— START OF Information given —

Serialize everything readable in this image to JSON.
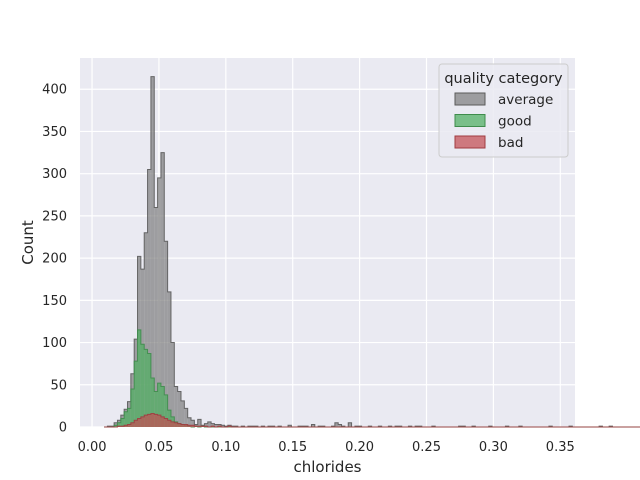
{
  "chart_data": {
    "type": "histogram",
    "title": "",
    "xlabel": "chlorides",
    "ylabel": "Count",
    "xlim": [
      -0.009,
      0.361
    ],
    "ylim": [
      0,
      437
    ],
    "xticks": [
      0.0,
      0.05,
      0.1,
      0.15,
      0.2,
      0.25,
      0.3,
      0.35
    ],
    "xtick_labels": [
      "0.00",
      "0.05",
      "0.10",
      "0.15",
      "0.20",
      "0.25",
      "0.30",
      "0.35"
    ],
    "yticks": [
      0,
      50,
      100,
      150,
      200,
      250,
      300,
      350,
      400
    ],
    "ytick_labels": [
      "0",
      "50",
      "100",
      "150",
      "200",
      "250",
      "300",
      "350",
      "400"
    ],
    "grid": true,
    "legend": {
      "title": "quality category",
      "placement": "top-right",
      "entries": [
        "average",
        "good",
        "bad"
      ]
    },
    "bin_start": 0.009,
    "bin_width": 0.0025,
    "series": [
      {
        "name": "average",
        "color": "#7f7f7f",
        "edge": "#5a5a5a",
        "counts": [
          0,
          1,
          1,
          5,
          8,
          14,
          21,
          30,
          63,
          104,
          202,
          187,
          230,
          305,
          415,
          260,
          295,
          325,
          220,
          160,
          100,
          48,
          42,
          31,
          22,
          11,
          8,
          3,
          9,
          2,
          4,
          6,
          4,
          3,
          3,
          2,
          1,
          2,
          1,
          1,
          0,
          1,
          0,
          1,
          1,
          1,
          0,
          1,
          0,
          1,
          1,
          0,
          1,
          0,
          0,
          2,
          0,
          0,
          1,
          1,
          1,
          0,
          3,
          0,
          1,
          1,
          0,
          0,
          1,
          5,
          3,
          1,
          0,
          5,
          0,
          1,
          1,
          0,
          0,
          1,
          0,
          0,
          1,
          0,
          0,
          1,
          0,
          1,
          1,
          0,
          0,
          1,
          0,
          1,
          1,
          0,
          0,
          0,
          1,
          0,
          0,
          0,
          0,
          0,
          0,
          0,
          1,
          1,
          0,
          0,
          1,
          0,
          0,
          0,
          0,
          1,
          0,
          0,
          0,
          0,
          1,
          0,
          0,
          0,
          1,
          0,
          0,
          0,
          0,
          0,
          0,
          0,
          0,
          1,
          0,
          0,
          0,
          0,
          0,
          1,
          0,
          0,
          0,
          0,
          0,
          0,
          0,
          0,
          1,
          0,
          0,
          1,
          0,
          0,
          0,
          0,
          0,
          0,
          0,
          0,
          0,
          0,
          0,
          0,
          0,
          0,
          0,
          1,
          0,
          0,
          0,
          0,
          0,
          0,
          0,
          0,
          0,
          0,
          0,
          0,
          0,
          0,
          0,
          0,
          0,
          0,
          0,
          0,
          0,
          0,
          0,
          0,
          0,
          0,
          0,
          0,
          0,
          0,
          0,
          0,
          0,
          0,
          0,
          0,
          0,
          0,
          0,
          0,
          0,
          0,
          0,
          0,
          0,
          0,
          0,
          0,
          0,
          1,
          0,
          0,
          0,
          0,
          1
        ]
      },
      {
        "name": "good",
        "color": "#4daf5f",
        "edge": "#3f8c4c",
        "counts": [
          0,
          0,
          0,
          2,
          5,
          10,
          18,
          22,
          45,
          78,
          115,
          98,
          92,
          87,
          58,
          42,
          52,
          48,
          38,
          20,
          12,
          6,
          4,
          3,
          2,
          1,
          0,
          1,
          0,
          1,
          0,
          0,
          0,
          0,
          0,
          0,
          0,
          0,
          0,
          0,
          0,
          0,
          0,
          0,
          0,
          0,
          0,
          0,
          0,
          0,
          0,
          0,
          0,
          0,
          0,
          0,
          0,
          0,
          0,
          0,
          0,
          0,
          0,
          0,
          0,
          0,
          0,
          0,
          0,
          0,
          0,
          0,
          0,
          0,
          0,
          0,
          0,
          0,
          0,
          0,
          0,
          0,
          0,
          0,
          0,
          0,
          0,
          0,
          0,
          0,
          0,
          0,
          0,
          0,
          0,
          0,
          0,
          0,
          0,
          0,
          0,
          0,
          0,
          0,
          0,
          0,
          0,
          0,
          0,
          0,
          0,
          0,
          0,
          0,
          0,
          0,
          0,
          0,
          0,
          0,
          0,
          0,
          0,
          0,
          0,
          0,
          0,
          0,
          0,
          0,
          0,
          0,
          0,
          0,
          0,
          0,
          0,
          0,
          0,
          0,
          0,
          0,
          0,
          0,
          0,
          0,
          0,
          0,
          0,
          0,
          0,
          0,
          0,
          0,
          0,
          0,
          0,
          0,
          0,
          0,
          0,
          0,
          0,
          0,
          0,
          0,
          0,
          0,
          0,
          0,
          0,
          0,
          0,
          0,
          0,
          0,
          0,
          0,
          0,
          0,
          0,
          0,
          0,
          0,
          0,
          0,
          0,
          0,
          0,
          0,
          0,
          0,
          0,
          0,
          0,
          0,
          0,
          0,
          0,
          0,
          0,
          0,
          0,
          0,
          0,
          0,
          0,
          0,
          0,
          0,
          0,
          0,
          0,
          0,
          0,
          0,
          0,
          0,
          0,
          0,
          0,
          0,
          0,
          0,
          0,
          0,
          0,
          0,
          0,
          0,
          0,
          0,
          0,
          0,
          0,
          0,
          0,
          0,
          0,
          0,
          0,
          0,
          0,
          0,
          0,
          0,
          0,
          0,
          0,
          0,
          0,
          0,
          0,
          0,
          0,
          0,
          0,
          0,
          0,
          0,
          0,
          0,
          0,
          0,
          0
        ]
      },
      {
        "name": "bad",
        "color": "#c44e52",
        "edge": "#a03c40",
        "counts": [
          0,
          0,
          0,
          0,
          1,
          1,
          2,
          3,
          5,
          8,
          10,
          12,
          14,
          15,
          16,
          15,
          14,
          12,
          10,
          8,
          6,
          5,
          4,
          3,
          3,
          2,
          2,
          1,
          1,
          1,
          1,
          0,
          1,
          0,
          1,
          0,
          0,
          1,
          0,
          0,
          0,
          0,
          0,
          0,
          0,
          0,
          0,
          0,
          0,
          0,
          0,
          0,
          0,
          0,
          0,
          0,
          0,
          0,
          0,
          0,
          0,
          0,
          0,
          0,
          0,
          0,
          0,
          0,
          0,
          0,
          0,
          0,
          0,
          0,
          0,
          0,
          0,
          0,
          0,
          0,
          0,
          0,
          0,
          0,
          0,
          0,
          0,
          0,
          0,
          0,
          0,
          0,
          0,
          0,
          0,
          0,
          0,
          0,
          0,
          0,
          0,
          0,
          0,
          0,
          0,
          0,
          0,
          0,
          0,
          0,
          0,
          0,
          0,
          0,
          0,
          0,
          0,
          0,
          0,
          0,
          0,
          0,
          0,
          0,
          0,
          0,
          0,
          0,
          0,
          0,
          0,
          0,
          0,
          0,
          0,
          0,
          0,
          0,
          0,
          0,
          0,
          0,
          0,
          0,
          0,
          0,
          0,
          0,
          0,
          0,
          0,
          0,
          0,
          0,
          0,
          0,
          0,
          0,
          0,
          0,
          0,
          0,
          0,
          0,
          0,
          0,
          0,
          0,
          0,
          0,
          0,
          0,
          0,
          0,
          0,
          0,
          0,
          0,
          0,
          0,
          0,
          0,
          0,
          0,
          0,
          0,
          0,
          0,
          0,
          0,
          0,
          0,
          0,
          0,
          0,
          0,
          0,
          0,
          0,
          0,
          0,
          0,
          0,
          0,
          0,
          0,
          0,
          0,
          0,
          0,
          0,
          0,
          0,
          0,
          0,
          0,
          0,
          0,
          0,
          0,
          0,
          0,
          0,
          0,
          0,
          0,
          0,
          0,
          0,
          0,
          0,
          0,
          0,
          0,
          0,
          0,
          0,
          0,
          0,
          0,
          0,
          0,
          0,
          0,
          0,
          0,
          0,
          0,
          0,
          0,
          0,
          0,
          0,
          0,
          0,
          0,
          0,
          0,
          0,
          0,
          0,
          0,
          0
        ]
      }
    ]
  }
}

— END OF Information given —

__Request__.
Take every line from the records above that has the word "color" and copy it.

__Exercise response__.
        "color": "#7f7f7f",
        "color": "#4daf5f",
        "color": "#c44e52",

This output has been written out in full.